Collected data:
++++

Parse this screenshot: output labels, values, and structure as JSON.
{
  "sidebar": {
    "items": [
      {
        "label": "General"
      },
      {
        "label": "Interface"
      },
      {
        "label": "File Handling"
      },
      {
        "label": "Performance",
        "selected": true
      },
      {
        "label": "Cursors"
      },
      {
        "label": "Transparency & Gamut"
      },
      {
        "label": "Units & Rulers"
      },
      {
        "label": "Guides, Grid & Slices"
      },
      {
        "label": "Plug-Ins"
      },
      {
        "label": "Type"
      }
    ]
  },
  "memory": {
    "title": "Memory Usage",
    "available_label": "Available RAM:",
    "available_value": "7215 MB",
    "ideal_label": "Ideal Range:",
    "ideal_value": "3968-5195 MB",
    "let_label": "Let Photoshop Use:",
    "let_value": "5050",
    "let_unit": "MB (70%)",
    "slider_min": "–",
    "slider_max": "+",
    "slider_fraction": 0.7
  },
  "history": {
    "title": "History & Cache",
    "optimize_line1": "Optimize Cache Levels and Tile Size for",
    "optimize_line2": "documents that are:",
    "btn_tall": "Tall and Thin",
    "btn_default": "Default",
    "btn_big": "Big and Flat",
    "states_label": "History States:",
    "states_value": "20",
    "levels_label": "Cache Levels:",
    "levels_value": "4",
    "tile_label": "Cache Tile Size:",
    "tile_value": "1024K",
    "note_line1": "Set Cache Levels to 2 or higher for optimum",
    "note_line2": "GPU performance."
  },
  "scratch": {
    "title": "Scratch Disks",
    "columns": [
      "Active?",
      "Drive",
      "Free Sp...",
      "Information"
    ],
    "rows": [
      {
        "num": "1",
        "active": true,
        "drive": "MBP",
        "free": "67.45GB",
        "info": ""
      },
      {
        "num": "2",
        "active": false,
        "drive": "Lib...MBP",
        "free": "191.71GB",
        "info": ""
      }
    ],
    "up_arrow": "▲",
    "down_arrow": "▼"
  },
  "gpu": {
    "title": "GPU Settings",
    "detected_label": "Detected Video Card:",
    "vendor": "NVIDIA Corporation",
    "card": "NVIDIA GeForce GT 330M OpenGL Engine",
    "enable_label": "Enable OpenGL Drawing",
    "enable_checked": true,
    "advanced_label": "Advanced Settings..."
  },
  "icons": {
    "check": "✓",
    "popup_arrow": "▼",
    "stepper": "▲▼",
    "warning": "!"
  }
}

++++

[To do]
Output every line above without altering anything.

[Task output]
Parse this screenshot: output labels, values, and structure as JSON.
{
  "sidebar": {
    "items": [
      {
        "label": "General"
      },
      {
        "label": "Interface"
      },
      {
        "label": "File Handling"
      },
      {
        "label": "Performance",
        "selected": true
      },
      {
        "label": "Cursors"
      },
      {
        "label": "Transparency & Gamut"
      },
      {
        "label": "Units & Rulers"
      },
      {
        "label": "Guides, Grid & Slices"
      },
      {
        "label": "Plug-Ins"
      },
      {
        "label": "Type"
      }
    ]
  },
  "memory": {
    "title": "Memory Usage",
    "available_label": "Available RAM:",
    "available_value": "7215 MB",
    "ideal_label": "Ideal Range:",
    "ideal_value": "3968-5195 MB",
    "let_label": "Let Photoshop Use:",
    "let_value": "5050",
    "let_unit": "MB (70%)",
    "slider_min": "–",
    "slider_max": "+",
    "slider_fraction": 0.7
  },
  "history": {
    "title": "History & Cache",
    "optimize_line1": "Optimize Cache Levels and Tile Size for",
    "optimize_line2": "documents that are:",
    "btn_tall": "Tall and Thin",
    "btn_default": "Default",
    "btn_big": "Big and Flat",
    "states_label": "History States:",
    "states_value": "20",
    "levels_label": "Cache Levels:",
    "levels_value": "4",
    "tile_label": "Cache Tile Size:",
    "tile_value": "1024K",
    "note_line1": "Set Cache Levels to 2 or higher for optimum",
    "note_line2": "GPU performance."
  },
  "scratch": {
    "title": "Scratch Disks",
    "columns": [
      "Active?",
      "Drive",
      "Free Sp...",
      "Information"
    ],
    "rows": [
      {
        "num": "1",
        "active": true,
        "drive": "MBP",
        "free": "67.45GB",
        "info": ""
      },
      {
        "num": "2",
        "active": false,
        "drive": "Lib...MBP",
        "free": "191.71GB",
        "info": ""
      }
    ],
    "up_arrow": "▲",
    "down_arrow": "▼"
  },
  "gpu": {
    "title": "GPU Settings",
    "detected_label": "Detected Video Card:",
    "vendor": "NVIDIA Corporation",
    "card": "NVIDIA GeForce GT 330M OpenGL Engine",
    "enable_label": "Enable OpenGL Drawing",
    "enable_checked": true,
    "advanced_label": "Advanced Settings..."
  },
  "icons": {
    "check": "✓",
    "popup_arrow": "▼",
    "stepper": "▲▼",
    "warning": "!"
  }
}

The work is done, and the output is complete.